** RECORDS TO USE **
-- -- --
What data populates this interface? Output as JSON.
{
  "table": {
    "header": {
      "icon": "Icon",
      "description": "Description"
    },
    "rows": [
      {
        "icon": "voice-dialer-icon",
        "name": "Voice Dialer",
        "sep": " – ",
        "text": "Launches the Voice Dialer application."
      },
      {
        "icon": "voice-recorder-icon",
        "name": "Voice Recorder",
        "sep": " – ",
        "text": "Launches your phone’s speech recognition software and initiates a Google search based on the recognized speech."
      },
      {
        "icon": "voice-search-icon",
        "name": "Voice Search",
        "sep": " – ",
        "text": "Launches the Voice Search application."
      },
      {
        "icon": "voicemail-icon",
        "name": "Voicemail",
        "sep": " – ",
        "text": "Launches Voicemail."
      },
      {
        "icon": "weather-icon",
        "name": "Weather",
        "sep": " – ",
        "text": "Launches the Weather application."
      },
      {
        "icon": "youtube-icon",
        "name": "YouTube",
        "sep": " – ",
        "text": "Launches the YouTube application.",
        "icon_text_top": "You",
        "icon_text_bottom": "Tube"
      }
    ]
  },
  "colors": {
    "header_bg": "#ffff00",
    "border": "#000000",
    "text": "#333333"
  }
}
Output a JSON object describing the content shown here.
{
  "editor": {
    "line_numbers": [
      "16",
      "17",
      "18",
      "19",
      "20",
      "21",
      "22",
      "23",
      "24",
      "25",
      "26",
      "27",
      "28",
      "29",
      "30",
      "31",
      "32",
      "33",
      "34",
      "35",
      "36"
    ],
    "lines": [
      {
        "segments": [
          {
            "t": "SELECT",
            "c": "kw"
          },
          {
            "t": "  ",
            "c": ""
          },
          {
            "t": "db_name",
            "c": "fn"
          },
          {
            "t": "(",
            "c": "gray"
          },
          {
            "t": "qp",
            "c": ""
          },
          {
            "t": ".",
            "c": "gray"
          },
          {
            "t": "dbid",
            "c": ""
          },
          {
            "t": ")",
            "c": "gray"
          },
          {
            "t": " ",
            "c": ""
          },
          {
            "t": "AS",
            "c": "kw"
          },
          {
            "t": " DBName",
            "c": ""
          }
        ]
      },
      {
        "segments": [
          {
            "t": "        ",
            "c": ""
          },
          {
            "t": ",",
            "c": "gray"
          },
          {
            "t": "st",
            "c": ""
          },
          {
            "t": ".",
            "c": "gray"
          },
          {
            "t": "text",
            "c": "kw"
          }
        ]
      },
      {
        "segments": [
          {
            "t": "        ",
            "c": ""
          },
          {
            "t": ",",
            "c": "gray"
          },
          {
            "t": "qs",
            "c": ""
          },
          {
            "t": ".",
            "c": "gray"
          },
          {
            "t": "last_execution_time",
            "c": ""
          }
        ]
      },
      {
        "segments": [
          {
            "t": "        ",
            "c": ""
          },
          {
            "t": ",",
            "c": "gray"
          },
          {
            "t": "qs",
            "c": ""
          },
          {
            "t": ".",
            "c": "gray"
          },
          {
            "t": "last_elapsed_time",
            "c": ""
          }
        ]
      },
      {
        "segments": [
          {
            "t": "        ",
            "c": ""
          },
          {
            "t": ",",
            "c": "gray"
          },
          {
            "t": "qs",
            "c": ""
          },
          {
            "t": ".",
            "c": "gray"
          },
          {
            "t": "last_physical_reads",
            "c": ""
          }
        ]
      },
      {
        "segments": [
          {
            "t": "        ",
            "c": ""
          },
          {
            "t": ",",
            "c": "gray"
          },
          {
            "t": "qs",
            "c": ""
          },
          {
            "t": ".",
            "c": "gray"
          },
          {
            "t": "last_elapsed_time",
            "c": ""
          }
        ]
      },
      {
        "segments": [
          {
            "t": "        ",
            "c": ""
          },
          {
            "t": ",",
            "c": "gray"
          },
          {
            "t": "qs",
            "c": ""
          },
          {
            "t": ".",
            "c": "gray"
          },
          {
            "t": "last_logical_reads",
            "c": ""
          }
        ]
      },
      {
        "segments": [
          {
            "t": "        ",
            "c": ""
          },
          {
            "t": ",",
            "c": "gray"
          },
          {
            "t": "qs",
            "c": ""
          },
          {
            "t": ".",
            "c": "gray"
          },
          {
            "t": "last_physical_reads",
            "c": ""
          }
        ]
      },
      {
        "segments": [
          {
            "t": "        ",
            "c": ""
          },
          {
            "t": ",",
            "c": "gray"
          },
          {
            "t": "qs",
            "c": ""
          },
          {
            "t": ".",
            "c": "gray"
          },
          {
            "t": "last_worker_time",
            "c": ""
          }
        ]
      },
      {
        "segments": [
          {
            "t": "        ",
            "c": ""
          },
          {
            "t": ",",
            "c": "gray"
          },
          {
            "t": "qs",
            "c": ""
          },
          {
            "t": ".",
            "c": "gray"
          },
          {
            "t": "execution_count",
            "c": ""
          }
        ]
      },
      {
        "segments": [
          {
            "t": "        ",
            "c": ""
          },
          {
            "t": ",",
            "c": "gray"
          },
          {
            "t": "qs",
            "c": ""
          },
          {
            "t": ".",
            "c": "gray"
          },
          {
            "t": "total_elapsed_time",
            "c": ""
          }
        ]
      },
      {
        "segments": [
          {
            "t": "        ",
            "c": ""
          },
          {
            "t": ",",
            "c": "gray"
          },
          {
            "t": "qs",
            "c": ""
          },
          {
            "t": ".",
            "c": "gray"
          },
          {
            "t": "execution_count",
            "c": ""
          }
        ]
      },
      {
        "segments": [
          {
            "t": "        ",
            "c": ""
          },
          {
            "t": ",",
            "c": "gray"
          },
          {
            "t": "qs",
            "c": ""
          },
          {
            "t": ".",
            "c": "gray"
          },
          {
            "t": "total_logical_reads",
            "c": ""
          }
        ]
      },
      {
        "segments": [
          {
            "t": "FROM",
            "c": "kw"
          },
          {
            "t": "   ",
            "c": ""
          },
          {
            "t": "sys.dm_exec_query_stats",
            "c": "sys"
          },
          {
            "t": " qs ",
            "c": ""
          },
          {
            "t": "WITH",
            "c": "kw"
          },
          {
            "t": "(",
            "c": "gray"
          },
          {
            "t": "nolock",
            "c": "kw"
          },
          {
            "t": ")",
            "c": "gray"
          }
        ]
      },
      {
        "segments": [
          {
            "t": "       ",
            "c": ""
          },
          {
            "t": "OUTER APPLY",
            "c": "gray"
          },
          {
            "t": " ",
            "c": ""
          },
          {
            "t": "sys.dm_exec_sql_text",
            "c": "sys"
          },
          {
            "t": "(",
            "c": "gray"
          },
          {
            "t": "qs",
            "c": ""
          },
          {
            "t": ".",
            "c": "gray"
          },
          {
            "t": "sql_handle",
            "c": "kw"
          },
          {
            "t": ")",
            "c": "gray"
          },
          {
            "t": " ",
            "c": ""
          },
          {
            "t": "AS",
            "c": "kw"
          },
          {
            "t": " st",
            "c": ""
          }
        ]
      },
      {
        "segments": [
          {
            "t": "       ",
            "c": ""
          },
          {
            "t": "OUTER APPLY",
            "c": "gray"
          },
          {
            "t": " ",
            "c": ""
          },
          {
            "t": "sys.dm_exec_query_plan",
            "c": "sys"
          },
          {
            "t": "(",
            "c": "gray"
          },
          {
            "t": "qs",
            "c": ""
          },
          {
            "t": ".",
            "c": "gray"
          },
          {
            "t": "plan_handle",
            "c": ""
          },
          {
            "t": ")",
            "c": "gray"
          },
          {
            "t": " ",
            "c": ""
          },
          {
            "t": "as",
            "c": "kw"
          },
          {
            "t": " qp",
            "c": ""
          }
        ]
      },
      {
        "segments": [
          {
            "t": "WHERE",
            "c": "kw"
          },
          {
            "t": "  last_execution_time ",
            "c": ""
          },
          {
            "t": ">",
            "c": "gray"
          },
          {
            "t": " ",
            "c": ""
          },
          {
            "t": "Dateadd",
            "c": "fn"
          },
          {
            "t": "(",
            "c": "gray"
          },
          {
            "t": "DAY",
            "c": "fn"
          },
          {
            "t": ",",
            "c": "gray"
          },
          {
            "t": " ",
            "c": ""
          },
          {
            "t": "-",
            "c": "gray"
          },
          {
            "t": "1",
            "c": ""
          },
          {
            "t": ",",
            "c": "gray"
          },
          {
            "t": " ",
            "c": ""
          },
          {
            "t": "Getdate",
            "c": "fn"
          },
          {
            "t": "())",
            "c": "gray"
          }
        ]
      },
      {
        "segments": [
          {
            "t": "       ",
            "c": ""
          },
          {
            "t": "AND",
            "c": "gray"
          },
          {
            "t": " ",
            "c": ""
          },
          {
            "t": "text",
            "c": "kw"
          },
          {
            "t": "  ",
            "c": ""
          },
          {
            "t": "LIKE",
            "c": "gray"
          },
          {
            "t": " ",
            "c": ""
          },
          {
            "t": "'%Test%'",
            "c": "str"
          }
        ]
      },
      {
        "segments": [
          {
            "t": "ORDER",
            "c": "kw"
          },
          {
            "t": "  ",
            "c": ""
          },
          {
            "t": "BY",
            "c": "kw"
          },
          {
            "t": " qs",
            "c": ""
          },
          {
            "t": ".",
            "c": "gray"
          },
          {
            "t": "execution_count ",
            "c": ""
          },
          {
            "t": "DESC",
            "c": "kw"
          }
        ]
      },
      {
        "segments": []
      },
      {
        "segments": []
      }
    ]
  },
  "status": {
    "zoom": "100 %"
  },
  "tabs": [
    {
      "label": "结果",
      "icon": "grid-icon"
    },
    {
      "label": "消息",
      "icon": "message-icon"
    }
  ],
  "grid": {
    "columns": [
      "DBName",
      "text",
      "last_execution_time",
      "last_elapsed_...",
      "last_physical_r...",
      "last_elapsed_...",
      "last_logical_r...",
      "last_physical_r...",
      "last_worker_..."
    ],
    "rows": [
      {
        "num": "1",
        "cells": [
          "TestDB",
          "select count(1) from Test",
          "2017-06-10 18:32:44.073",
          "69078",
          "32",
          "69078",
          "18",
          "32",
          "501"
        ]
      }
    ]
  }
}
-- -- --
** GIVEN EXERCISE **
From the material above, copy each line that includes the word "Output".

** THE COMPLETED TASK **
What data populates this interface? Output as JSON.
Output a JSON object describing the content shown here.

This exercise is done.